Copy out, character for character, the lines of the records starting at the very first line and ending at the line that contains "panel-a-arrow-label: Arachidonic Acid", with both of those lines included.

•••••

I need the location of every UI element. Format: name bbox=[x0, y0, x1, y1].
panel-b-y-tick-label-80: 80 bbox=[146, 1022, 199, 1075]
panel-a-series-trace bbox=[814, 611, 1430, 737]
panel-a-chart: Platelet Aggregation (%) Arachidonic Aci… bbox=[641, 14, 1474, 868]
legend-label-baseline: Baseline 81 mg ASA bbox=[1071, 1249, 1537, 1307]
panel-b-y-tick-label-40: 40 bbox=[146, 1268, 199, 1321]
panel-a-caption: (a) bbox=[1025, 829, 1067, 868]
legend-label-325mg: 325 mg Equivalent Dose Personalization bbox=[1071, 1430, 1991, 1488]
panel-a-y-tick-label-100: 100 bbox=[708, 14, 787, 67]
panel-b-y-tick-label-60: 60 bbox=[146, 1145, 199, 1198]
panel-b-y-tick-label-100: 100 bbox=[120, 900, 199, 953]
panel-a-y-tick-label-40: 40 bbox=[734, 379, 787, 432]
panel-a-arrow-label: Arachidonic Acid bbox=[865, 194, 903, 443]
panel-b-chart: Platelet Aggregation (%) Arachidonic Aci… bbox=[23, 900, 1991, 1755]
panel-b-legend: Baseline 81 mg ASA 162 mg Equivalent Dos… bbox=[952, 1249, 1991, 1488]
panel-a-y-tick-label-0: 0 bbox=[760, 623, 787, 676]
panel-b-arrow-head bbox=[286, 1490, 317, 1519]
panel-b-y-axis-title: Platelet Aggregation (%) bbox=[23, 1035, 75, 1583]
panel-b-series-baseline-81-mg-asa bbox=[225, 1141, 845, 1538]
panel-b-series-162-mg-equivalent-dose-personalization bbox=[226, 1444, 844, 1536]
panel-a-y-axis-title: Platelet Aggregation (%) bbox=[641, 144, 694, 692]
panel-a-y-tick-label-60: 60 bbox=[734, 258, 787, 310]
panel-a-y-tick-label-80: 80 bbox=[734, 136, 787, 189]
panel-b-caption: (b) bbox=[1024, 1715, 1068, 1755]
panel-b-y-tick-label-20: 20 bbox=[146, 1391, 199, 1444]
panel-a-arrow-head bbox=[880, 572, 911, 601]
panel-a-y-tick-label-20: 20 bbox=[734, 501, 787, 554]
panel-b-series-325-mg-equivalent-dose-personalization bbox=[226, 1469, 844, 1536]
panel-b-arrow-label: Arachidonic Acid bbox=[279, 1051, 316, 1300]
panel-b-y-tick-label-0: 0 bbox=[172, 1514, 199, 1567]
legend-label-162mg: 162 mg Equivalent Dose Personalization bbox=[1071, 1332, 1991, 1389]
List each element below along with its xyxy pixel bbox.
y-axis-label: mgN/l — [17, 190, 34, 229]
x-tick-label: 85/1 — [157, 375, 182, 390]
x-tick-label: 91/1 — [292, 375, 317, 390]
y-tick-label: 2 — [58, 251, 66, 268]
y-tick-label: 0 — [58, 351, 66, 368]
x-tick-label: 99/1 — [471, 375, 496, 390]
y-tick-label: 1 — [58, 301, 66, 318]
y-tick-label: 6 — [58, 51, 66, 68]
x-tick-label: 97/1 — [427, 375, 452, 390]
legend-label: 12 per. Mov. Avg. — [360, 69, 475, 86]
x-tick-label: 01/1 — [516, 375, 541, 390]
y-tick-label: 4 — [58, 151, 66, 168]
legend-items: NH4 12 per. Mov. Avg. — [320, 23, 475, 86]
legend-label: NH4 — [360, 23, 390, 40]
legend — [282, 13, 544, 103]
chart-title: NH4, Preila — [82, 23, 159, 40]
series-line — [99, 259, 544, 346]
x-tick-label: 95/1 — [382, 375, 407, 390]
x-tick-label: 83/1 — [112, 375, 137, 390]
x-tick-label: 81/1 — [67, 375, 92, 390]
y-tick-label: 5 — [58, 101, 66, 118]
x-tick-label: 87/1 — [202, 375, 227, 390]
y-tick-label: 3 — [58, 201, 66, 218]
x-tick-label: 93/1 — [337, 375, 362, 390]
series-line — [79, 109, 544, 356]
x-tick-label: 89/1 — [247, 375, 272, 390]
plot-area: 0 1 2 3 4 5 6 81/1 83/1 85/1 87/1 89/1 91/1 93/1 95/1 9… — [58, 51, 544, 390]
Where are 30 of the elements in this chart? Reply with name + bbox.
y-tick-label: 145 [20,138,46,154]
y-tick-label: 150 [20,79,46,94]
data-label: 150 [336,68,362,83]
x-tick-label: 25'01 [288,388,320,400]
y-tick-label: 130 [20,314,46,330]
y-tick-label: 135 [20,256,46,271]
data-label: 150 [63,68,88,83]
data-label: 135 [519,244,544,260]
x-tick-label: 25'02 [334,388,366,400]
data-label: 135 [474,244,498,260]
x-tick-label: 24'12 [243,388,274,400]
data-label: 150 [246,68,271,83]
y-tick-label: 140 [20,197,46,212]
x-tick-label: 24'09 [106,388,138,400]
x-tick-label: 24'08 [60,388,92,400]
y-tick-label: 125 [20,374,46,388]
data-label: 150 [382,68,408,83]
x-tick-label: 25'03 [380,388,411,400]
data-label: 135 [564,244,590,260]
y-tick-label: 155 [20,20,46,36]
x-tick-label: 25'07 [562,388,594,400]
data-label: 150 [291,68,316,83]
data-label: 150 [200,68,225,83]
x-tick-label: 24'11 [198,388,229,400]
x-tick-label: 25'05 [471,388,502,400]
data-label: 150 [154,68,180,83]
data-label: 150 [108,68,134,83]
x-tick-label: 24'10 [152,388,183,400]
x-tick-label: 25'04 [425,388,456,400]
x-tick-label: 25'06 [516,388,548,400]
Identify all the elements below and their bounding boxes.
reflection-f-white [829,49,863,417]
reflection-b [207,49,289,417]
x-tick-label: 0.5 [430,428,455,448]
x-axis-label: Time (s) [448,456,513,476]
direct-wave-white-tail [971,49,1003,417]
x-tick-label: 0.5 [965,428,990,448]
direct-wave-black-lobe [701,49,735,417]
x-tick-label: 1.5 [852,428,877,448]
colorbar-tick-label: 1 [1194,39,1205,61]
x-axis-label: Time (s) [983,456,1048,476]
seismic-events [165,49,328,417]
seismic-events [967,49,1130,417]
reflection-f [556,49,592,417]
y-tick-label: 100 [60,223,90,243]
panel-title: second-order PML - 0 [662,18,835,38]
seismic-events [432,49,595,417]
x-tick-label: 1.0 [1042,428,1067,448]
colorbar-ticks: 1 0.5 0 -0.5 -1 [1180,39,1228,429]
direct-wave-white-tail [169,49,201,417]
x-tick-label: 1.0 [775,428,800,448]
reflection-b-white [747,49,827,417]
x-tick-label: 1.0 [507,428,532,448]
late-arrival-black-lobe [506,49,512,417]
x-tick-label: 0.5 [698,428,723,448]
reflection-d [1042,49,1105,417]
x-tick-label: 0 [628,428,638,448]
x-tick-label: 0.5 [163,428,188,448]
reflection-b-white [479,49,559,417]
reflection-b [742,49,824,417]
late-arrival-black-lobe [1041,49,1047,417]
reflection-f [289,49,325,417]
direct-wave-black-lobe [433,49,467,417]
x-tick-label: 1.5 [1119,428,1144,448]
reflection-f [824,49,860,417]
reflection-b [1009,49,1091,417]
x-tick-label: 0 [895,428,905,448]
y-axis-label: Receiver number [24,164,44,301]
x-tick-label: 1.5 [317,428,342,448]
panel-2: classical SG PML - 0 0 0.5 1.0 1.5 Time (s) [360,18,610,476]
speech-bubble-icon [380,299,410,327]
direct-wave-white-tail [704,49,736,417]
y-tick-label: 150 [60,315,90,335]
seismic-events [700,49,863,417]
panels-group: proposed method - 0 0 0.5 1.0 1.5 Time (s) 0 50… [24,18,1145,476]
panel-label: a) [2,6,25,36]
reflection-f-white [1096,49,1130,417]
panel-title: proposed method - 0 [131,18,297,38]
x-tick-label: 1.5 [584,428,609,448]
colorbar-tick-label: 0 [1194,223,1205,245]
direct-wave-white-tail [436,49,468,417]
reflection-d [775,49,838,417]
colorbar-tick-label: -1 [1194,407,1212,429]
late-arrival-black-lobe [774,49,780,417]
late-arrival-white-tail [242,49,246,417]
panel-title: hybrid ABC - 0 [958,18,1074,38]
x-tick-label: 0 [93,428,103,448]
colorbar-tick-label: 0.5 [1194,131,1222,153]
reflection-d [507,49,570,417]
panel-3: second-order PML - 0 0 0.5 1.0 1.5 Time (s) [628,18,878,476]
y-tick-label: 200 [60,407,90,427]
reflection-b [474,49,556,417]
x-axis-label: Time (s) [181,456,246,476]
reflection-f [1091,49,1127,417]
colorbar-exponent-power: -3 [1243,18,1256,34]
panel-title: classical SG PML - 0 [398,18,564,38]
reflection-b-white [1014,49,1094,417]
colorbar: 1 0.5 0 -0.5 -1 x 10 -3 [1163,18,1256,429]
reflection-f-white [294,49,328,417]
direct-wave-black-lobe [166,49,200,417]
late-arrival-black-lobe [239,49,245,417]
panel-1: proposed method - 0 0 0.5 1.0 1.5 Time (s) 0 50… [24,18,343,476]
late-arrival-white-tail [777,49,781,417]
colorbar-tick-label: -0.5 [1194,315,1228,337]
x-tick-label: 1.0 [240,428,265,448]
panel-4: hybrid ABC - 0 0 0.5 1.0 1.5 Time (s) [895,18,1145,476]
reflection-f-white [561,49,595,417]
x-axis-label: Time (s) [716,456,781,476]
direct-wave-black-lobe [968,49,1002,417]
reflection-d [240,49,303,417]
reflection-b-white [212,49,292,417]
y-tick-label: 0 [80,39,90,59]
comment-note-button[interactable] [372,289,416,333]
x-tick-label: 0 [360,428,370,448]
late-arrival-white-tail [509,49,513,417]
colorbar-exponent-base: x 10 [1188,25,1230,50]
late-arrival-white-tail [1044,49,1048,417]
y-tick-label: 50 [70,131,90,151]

•••••

> _Finished answer_
I need the location of every UI element. Format: name bbox=[x0, y0, x1, y1].
panel-b-y-tick-label-80: 80 bbox=[146, 1022, 199, 1075]
panel-a-series-trace bbox=[814, 611, 1430, 737]
panel-a-chart: Platelet Aggregation (%) Arachidonic Aci… bbox=[641, 14, 1474, 868]
legend-label-baseline: Baseline 81 mg ASA bbox=[1071, 1249, 1537, 1307]
panel-b-y-tick-label-40: 40 bbox=[146, 1268, 199, 1321]
panel-a-caption: (a) bbox=[1025, 829, 1067, 868]
legend-label-325mg: 325 mg Equivalent Dose Personalization bbox=[1071, 1430, 1991, 1488]
panel-a-y-tick-label-100: 100 bbox=[708, 14, 787, 67]
panel-b-y-tick-label-60: 60 bbox=[146, 1145, 199, 1198]
panel-b-y-tick-label-100: 100 bbox=[120, 900, 199, 953]
panel-a-y-tick-label-40: 40 bbox=[734, 379, 787, 432]
panel-a-arrow-label: Arachidonic Acid bbox=[865, 194, 903, 443]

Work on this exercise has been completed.